▶ **PROBLEM DETAILS**
Output the material exactly, but drop every image it holds.

▶ **DATASET ENTRIES**
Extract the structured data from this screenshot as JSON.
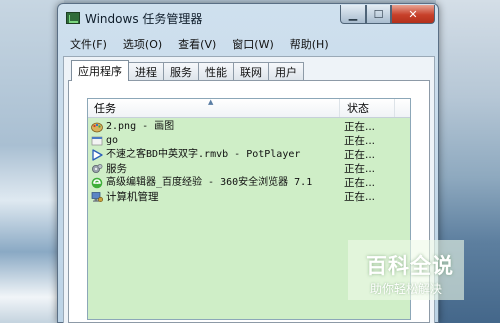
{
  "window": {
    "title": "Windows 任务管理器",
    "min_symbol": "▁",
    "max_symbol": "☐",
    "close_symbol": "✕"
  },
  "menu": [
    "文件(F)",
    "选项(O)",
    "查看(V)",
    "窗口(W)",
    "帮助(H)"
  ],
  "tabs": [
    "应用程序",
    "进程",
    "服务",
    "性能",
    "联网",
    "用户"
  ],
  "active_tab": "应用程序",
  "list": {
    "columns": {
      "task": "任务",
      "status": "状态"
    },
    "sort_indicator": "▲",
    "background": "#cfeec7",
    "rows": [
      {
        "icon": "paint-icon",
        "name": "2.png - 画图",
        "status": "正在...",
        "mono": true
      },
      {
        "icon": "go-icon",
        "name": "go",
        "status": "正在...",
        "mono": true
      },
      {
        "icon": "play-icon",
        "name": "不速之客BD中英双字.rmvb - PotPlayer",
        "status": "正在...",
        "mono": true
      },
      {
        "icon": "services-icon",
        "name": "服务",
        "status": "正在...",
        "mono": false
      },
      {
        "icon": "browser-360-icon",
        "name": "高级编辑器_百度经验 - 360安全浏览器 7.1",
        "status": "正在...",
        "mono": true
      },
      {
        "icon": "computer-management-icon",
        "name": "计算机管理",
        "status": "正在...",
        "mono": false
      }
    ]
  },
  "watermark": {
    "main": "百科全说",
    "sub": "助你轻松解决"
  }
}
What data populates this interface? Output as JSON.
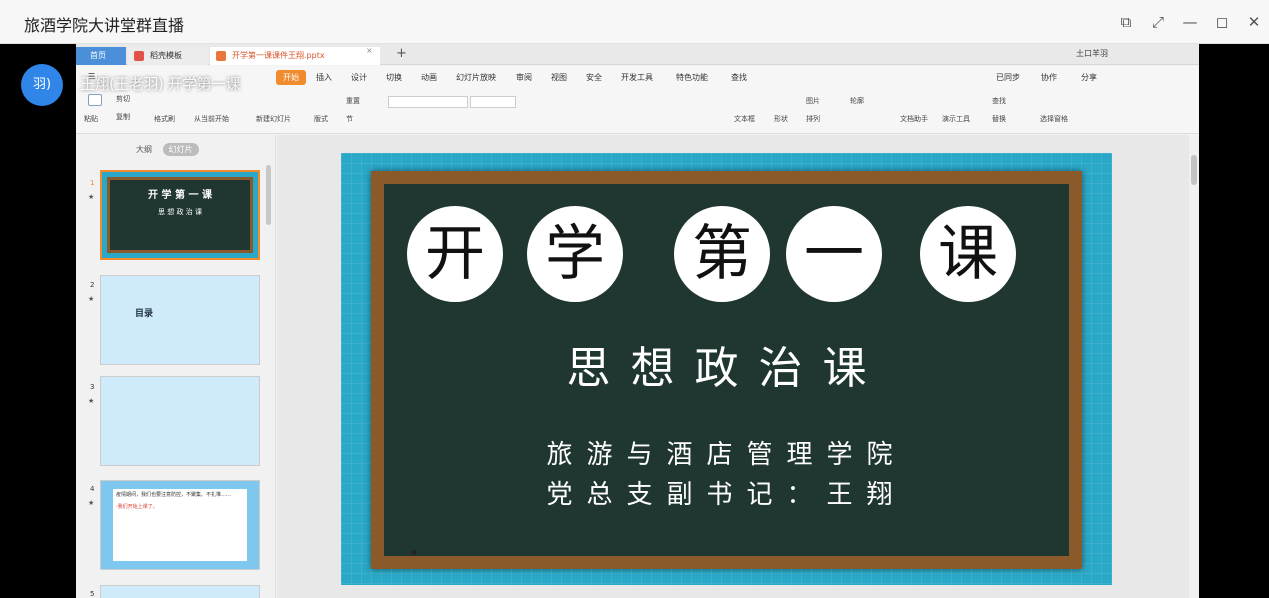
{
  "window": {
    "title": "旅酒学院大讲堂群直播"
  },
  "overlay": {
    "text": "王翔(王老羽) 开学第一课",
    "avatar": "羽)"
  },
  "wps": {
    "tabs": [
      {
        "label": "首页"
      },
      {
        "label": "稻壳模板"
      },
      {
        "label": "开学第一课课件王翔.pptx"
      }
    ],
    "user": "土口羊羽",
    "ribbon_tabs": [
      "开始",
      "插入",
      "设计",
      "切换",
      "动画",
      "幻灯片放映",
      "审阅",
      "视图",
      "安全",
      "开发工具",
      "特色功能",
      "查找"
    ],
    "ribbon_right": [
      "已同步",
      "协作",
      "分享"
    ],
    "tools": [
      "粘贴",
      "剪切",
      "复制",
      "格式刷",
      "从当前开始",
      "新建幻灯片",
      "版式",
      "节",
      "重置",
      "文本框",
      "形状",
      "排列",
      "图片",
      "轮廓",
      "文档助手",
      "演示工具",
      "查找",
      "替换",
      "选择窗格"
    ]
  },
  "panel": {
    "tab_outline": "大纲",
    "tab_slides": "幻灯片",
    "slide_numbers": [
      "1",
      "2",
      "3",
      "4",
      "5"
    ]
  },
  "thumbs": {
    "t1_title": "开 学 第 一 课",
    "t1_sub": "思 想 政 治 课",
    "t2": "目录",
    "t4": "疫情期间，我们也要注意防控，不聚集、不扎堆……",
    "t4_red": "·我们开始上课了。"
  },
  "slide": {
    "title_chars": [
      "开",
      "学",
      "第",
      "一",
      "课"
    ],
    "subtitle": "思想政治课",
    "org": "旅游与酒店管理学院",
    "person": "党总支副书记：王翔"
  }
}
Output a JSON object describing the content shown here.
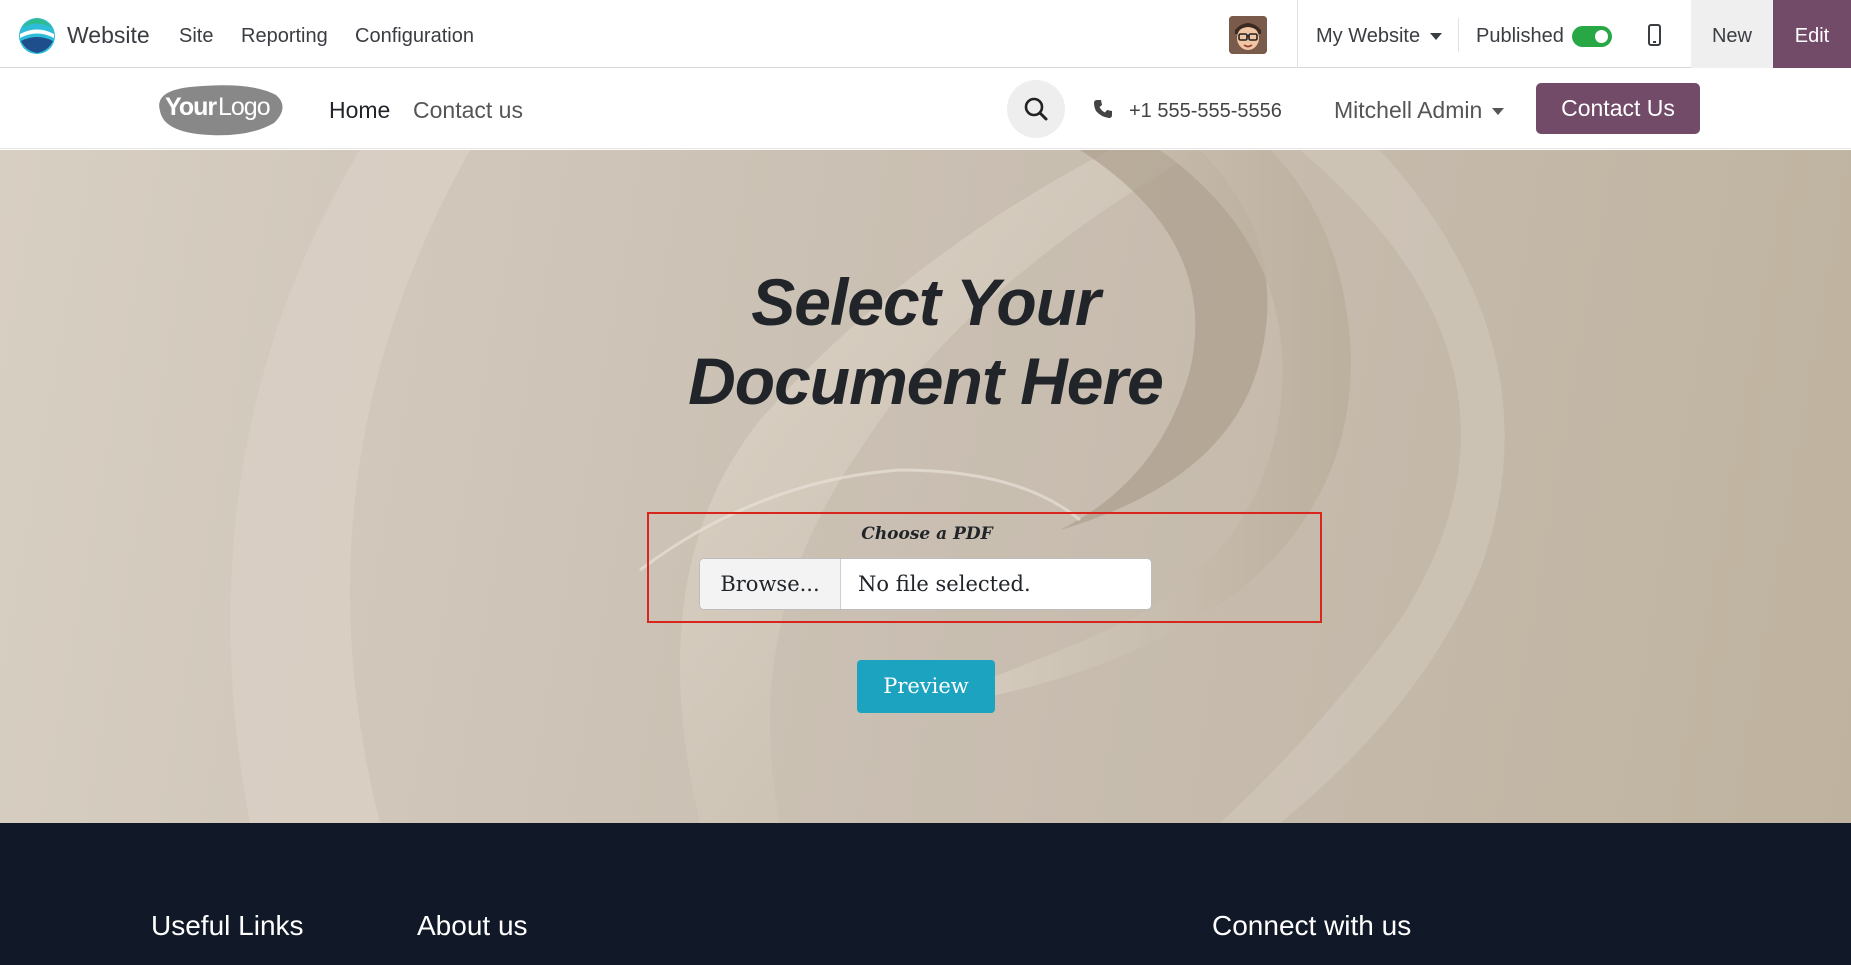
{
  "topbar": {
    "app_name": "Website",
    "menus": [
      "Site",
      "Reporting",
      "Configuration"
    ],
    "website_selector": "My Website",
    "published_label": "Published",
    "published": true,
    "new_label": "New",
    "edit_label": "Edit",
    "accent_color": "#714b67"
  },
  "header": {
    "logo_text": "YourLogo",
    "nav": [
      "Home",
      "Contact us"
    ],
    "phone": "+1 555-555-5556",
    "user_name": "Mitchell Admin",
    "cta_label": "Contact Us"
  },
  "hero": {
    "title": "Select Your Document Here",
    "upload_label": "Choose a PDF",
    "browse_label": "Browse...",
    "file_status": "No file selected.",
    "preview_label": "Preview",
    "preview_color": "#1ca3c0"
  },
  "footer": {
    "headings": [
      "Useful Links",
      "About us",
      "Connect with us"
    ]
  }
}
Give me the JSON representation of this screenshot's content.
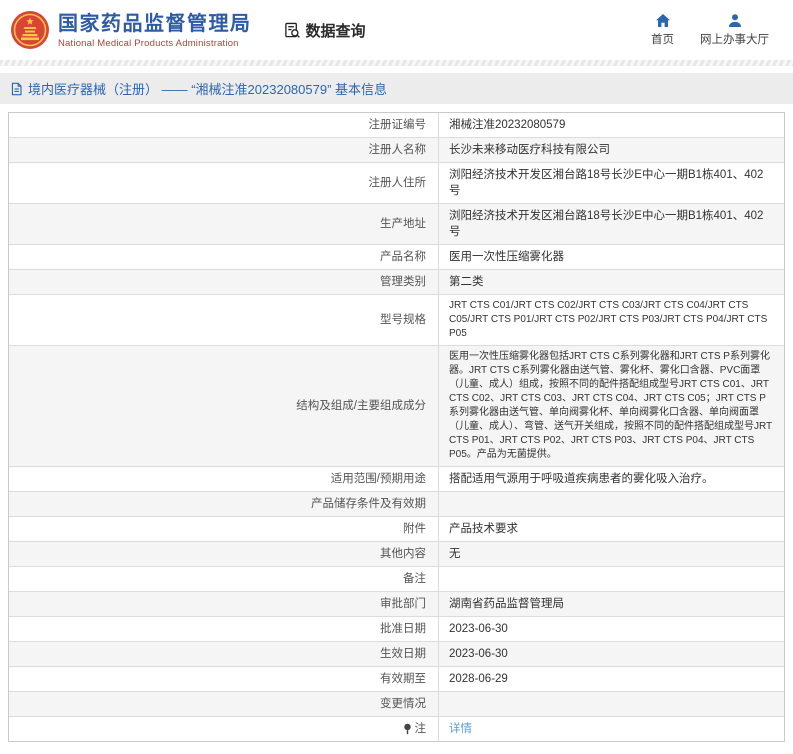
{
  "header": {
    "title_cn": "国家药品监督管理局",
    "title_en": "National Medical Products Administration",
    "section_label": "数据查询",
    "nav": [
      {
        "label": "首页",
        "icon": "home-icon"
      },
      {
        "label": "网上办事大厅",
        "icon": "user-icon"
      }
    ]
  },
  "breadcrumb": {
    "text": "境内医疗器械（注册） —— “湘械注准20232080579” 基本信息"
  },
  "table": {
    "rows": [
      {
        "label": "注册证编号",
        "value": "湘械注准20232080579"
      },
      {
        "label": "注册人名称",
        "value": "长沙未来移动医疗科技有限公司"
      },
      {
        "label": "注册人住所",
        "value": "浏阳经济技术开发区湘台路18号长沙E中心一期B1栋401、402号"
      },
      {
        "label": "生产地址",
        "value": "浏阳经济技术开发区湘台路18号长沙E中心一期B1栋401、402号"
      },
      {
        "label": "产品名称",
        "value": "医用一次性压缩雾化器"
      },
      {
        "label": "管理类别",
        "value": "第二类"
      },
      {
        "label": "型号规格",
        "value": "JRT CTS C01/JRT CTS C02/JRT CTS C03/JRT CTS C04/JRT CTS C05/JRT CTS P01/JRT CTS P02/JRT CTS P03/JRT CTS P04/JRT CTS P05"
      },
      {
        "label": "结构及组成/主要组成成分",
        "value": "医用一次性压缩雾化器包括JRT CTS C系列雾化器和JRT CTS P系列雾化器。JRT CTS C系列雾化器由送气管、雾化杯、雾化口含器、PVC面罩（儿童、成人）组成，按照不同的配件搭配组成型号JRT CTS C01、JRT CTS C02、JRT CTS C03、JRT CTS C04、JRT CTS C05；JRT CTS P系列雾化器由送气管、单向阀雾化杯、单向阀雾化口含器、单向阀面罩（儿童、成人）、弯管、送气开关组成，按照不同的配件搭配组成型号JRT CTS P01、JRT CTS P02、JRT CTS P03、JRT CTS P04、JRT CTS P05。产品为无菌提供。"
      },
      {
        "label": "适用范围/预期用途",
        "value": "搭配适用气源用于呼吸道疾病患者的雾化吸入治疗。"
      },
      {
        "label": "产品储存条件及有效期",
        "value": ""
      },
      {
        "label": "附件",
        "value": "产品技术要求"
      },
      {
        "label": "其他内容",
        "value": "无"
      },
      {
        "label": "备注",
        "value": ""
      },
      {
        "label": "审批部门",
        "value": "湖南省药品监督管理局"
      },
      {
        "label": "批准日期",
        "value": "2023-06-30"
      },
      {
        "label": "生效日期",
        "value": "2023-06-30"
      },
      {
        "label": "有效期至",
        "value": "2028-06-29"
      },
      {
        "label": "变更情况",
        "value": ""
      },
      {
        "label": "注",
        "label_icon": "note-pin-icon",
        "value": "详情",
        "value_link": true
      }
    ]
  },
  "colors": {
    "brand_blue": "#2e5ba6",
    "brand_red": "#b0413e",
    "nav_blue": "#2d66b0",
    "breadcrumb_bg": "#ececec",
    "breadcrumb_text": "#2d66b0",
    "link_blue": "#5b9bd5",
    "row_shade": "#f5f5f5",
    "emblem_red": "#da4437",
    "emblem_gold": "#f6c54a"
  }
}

▶ **PROBLEM SOLUTION**
Extract the structured data from this screenshot as JSON.
{
  "window": {
    "title": "Windows 任务管理器",
    "min_symbol": "▁",
    "max_symbol": "☐",
    "close_symbol": "✕"
  },
  "menu": [
    "文件(F)",
    "选项(O)",
    "查看(V)",
    "窗口(W)",
    "帮助(H)"
  ],
  "tabs": [
    "应用程序",
    "进程",
    "服务",
    "性能",
    "联网",
    "用户"
  ],
  "active_tab": "应用程序",
  "list": {
    "columns": {
      "task": "任务",
      "status": "状态"
    },
    "sort_indicator": "▲",
    "background": "#cfeec7",
    "rows": [
      {
        "icon": "paint-icon",
        "name": "2.png - 画图",
        "status": "正在...",
        "mono": true
      },
      {
        "icon": "go-icon",
        "name": "go",
        "status": "正在...",
        "mono": true
      },
      {
        "icon": "play-icon",
        "name": "不速之客BD中英双字.rmvb - PotPlayer",
        "status": "正在...",
        "mono": true
      },
      {
        "icon": "services-icon",
        "name": "服务",
        "status": "正在...",
        "mono": false
      },
      {
        "icon": "browser-360-icon",
        "name": "高级编辑器_百度经验 - 360安全浏览器 7.1",
        "status": "正在...",
        "mono": true
      },
      {
        "icon": "computer-management-icon",
        "name": "计算机管理",
        "status": "正在...",
        "mono": false
      }
    ]
  },
  "watermark": {
    "main": "百科全说",
    "sub": "助你轻松解决"
  }
}
What data populates this interface? Output as JSON.
{
  "window": {
    "title": "旅酒学院大讲堂群直播"
  },
  "overlay": {
    "text": "王翔(王老羽) 开学第一课",
    "avatar": "羽)"
  },
  "wps": {
    "tabs": [
      {
        "label": "首页"
      },
      {
        "label": "稻壳模板"
      },
      {
        "label": "开学第一课课件王翔.pptx"
      }
    ],
    "user": "土口羊羽",
    "ribbon_tabs": [
      "开始",
      "插入",
      "设计",
      "切换",
      "动画",
      "幻灯片放映",
      "审阅",
      "视图",
      "安全",
      "开发工具",
      "特色功能",
      "查找"
    ],
    "ribbon_right": [
      "已同步",
      "协作",
      "分享"
    ],
    "tools": [
      "粘贴",
      "剪切",
      "复制",
      "格式刷",
      "从当前开始",
      "新建幻灯片",
      "版式",
      "节",
      "重置",
      "文本框",
      "形状",
      "排列",
      "图片",
      "轮廓",
      "文档助手",
      "演示工具",
      "查找",
      "替换",
      "选择窗格"
    ]
  },
  "panel": {
    "tab_outline": "大纲",
    "tab_slides": "幻灯片",
    "slide_numbers": [
      "1",
      "2",
      "3",
      "4",
      "5"
    ]
  },
  "thumbs": {
    "t1_title": "开 学 第 一 课",
    "t1_sub": "思 想 政 治 课",
    "t2": "目录",
    "t4": "疫情期间，我们也要注意防控，不聚集、不扎堆……",
    "t4_red": "·我们开始上课了。"
  },
  "slide": {
    "title_chars": [
      "开",
      "学",
      "第",
      "一",
      "课"
    ],
    "subtitle": "思想政治课",
    "org": "旅游与酒店管理学院",
    "person": "党总支副书记：王翔"
  }
}
Output a JSON object describing the content shown here.
{
  "topbar": {
    "app_name": "Website",
    "menus": [
      "Site",
      "Reporting",
      "Configuration"
    ],
    "website_selector": "My Website",
    "published_label": "Published",
    "published": true,
    "new_label": "New",
    "edit_label": "Edit",
    "accent_color": "#714b67"
  },
  "header": {
    "logo_text": "YourLogo",
    "nav": [
      "Home",
      "Contact us"
    ],
    "phone": "+1 555-555-5556",
    "user_name": "Mitchell Admin",
    "cta_label": "Contact Us"
  },
  "hero": {
    "title": "Select Your Document Here",
    "upload_label": "Choose a PDF",
    "browse_label": "Browse...",
    "file_status": "No file selected.",
    "preview_label": "Preview",
    "preview_color": "#1ca3c0"
  },
  "footer": {
    "headings": [
      "Useful Links",
      "About us",
      "Connect with us"
    ]
  }
}
Give me the JSON representation of this screenshot's content.
{
  "header": {
    "title_cn": "国家药品监督管理局",
    "title_en": "National Medical Products Administration",
    "section_label": "数据查询",
    "nav": [
      {
        "label": "首页",
        "icon": "home-icon"
      },
      {
        "label": "网上办事大厅",
        "icon": "user-icon"
      }
    ]
  },
  "breadcrumb": {
    "text": "境内医疗器械（注册） —— “湘械注准20232080579” 基本信息"
  },
  "table": {
    "rows": [
      {
        "label": "注册证编号",
        "value": "湘械注准20232080579"
      },
      {
        "label": "注册人名称",
        "value": "长沙未来移动医疗科技有限公司"
      },
      {
        "label": "注册人住所",
        "value": "浏阳经济技术开发区湘台路18号长沙E中心一期B1栋401、402号"
      },
      {
        "label": "生产地址",
        "value": "浏阳经济技术开发区湘台路18号长沙E中心一期B1栋401、402号"
      },
      {
        "label": "产品名称",
        "value": "医用一次性压缩雾化器"
      },
      {
        "label": "管理类别",
        "value": "第二类"
      },
      {
        "label": "型号规格",
        "value": "JRT CTS C01/JRT CTS C02/JRT CTS C03/JRT CTS C04/JRT CTS C05/JRT CTS P01/JRT CTS P02/JRT CTS P03/JRT CTS P04/JRT CTS P05"
      },
      {
        "label": "结构及组成/主要组成成分",
        "value": "医用一次性压缩雾化器包括JRT CTS C系列雾化器和JRT CTS P系列雾化器。JRT CTS C系列雾化器由送气管、雾化杯、雾化口含器、PVC面罩（儿童、成人）组成，按照不同的配件搭配组成型号JRT CTS C01、JRT CTS C02、JRT CTS C03、JRT CTS C04、JRT CTS C05；JRT CTS P系列雾化器由送气管、单向阀雾化杯、单向阀雾化口含器、单向阀面罩（儿童、成人）、弯管、送气开关组成，按照不同的配件搭配组成型号JRT CTS P01、JRT CTS P02、JRT CTS P03、JRT CTS P04、JRT CTS P05。产品为无菌提供。"
      },
      {
        "label": "适用范围/预期用途",
        "value": "搭配适用气源用于呼吸道疾病患者的雾化吸入治疗。"
      },
      {
        "label": "产品储存条件及有效期",
        "value": ""
      },
      {
        "label": "附件",
        "value": "产品技术要求"
      },
      {
        "label": "其他内容",
        "value": "无"
      },
      {
        "label": "备注",
        "value": ""
      },
      {
        "label": "审批部门",
        "value": "湖南省药品监督管理局"
      },
      {
        "label": "批准日期",
        "value": "2023-06-30"
      },
      {
        "label": "生效日期",
        "value": "2023-06-30"
      },
      {
        "label": "有效期至",
        "value": "2028-06-29"
      },
      {
        "label": "变更情况",
        "value": ""
      },
      {
        "label": "注",
        "label_icon": "note-pin-icon",
        "value": "详情",
        "value_link": true
      }
    ]
  },
  "colors": {
    "brand_blue": "#2e5ba6",
    "brand_red": "#b0413e",
    "nav_blue": "#2d66b0",
    "breadcrumb_bg": "#ececec",
    "breadcrumb_text": "#2d66b0",
    "link_blue": "#5b9bd5",
    "row_shade": "#f5f5f5",
    "emblem_red": "#da4437",
    "emblem_gold": "#f6c54a"
  }
}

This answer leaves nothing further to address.